[TRY IT]: Pictures should be left out while the data beneath this task is written out word for word.

(Data tied to figure images)

┄┄┄┄┄┄

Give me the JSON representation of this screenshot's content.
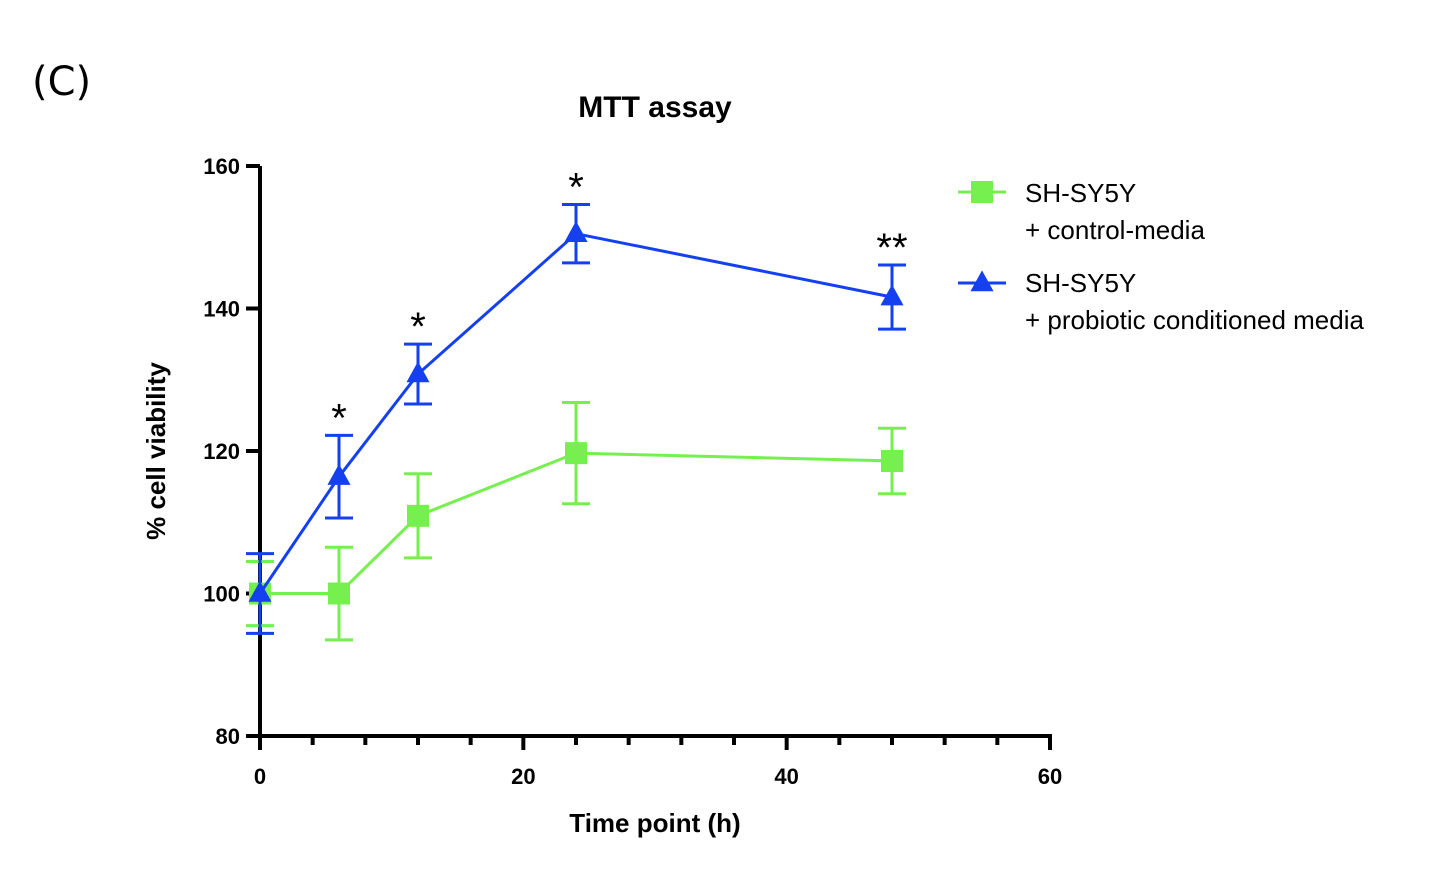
{
  "panel_label": "(C)",
  "chart_data": {
    "type": "line",
    "title": "MTT assay",
    "xlabel": "Time point (h)",
    "ylabel": "% cell viability",
    "xlim": [
      0,
      60
    ],
    "ylim": [
      80,
      160
    ],
    "xticks": [
      0,
      20,
      40,
      60
    ],
    "xtick_labels": [
      "0",
      "20",
      "40",
      "60"
    ],
    "x_minor_tick_step": 4,
    "yticks": [
      80,
      100,
      120,
      140,
      160
    ],
    "ytick_labels": [
      "80",
      "100",
      "120",
      "140",
      "160"
    ],
    "grid": false,
    "legend_position": "right",
    "x": [
      0,
      6,
      12,
      24,
      48
    ],
    "series": [
      {
        "name_line1": "SH-SY5Y",
        "name_line2": "+ control-media",
        "marker": "square",
        "color": "#76F04E",
        "values": [
          100,
          100,
          110.9,
          119.7,
          118.6
        ],
        "errors": [
          4.5,
          6.5,
          5.9,
          7.1,
          4.6
        ]
      },
      {
        "name_line1": "SH-SY5Y",
        "name_line2": "+ probiotic conditioned media",
        "marker": "triangle",
        "color": "#1440F0",
        "values": [
          100,
          116.4,
          130.8,
          150.5,
          141.6
        ],
        "errors": [
          5.6,
          5.8,
          4.2,
          4.1,
          4.5
        ]
      }
    ],
    "annotations": [
      {
        "x": 6,
        "text": "*"
      },
      {
        "x": 12,
        "text": "*"
      },
      {
        "x": 24,
        "text": "*"
      },
      {
        "x": 48,
        "text": "**"
      }
    ]
  }
}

┄┄┄┄┄┄

[YOUR RESPONSE]:
Give me the JSON representation of this screenshot's content.
{
  "panel_label": "(C)",
  "chart_data": {
    "type": "line",
    "title": "MTT assay",
    "xlabel": "Time point (h)",
    "ylabel": "% cell viability",
    "xlim": [
      0,
      60
    ],
    "ylim": [
      80,
      160
    ],
    "xticks": [
      0,
      20,
      40,
      60
    ],
    "xtick_labels": [
      "0",
      "20",
      "40",
      "60"
    ],
    "x_minor_tick_step": 4,
    "yticks": [
      80,
      100,
      120,
      140,
      160
    ],
    "ytick_labels": [
      "80",
      "100",
      "120",
      "140",
      "160"
    ],
    "grid": false,
    "legend_position": "right",
    "x": [
      0,
      6,
      12,
      24,
      48
    ],
    "series": [
      {
        "name_line1": "SH-SY5Y",
        "name_line2": "+ control-media",
        "marker": "square",
        "color": "#76F04E",
        "values": [
          100,
          100,
          110.9,
          119.7,
          118.6
        ],
        "errors": [
          4.5,
          6.5,
          5.9,
          7.1,
          4.6
        ]
      },
      {
        "name_line1": "SH-SY5Y",
        "name_line2": "+ probiotic conditioned media",
        "marker": "triangle",
        "color": "#1440F0",
        "values": [
          100,
          116.4,
          130.8,
          150.5,
          141.6
        ],
        "errors": [
          5.6,
          5.8,
          4.2,
          4.1,
          4.5
        ]
      }
    ],
    "annotations": [
      {
        "x": 6,
        "text": "*"
      },
      {
        "x": 12,
        "text": "*"
      },
      {
        "x": 24,
        "text": "*"
      },
      {
        "x": 48,
        "text": "**"
      }
    ]
  }
}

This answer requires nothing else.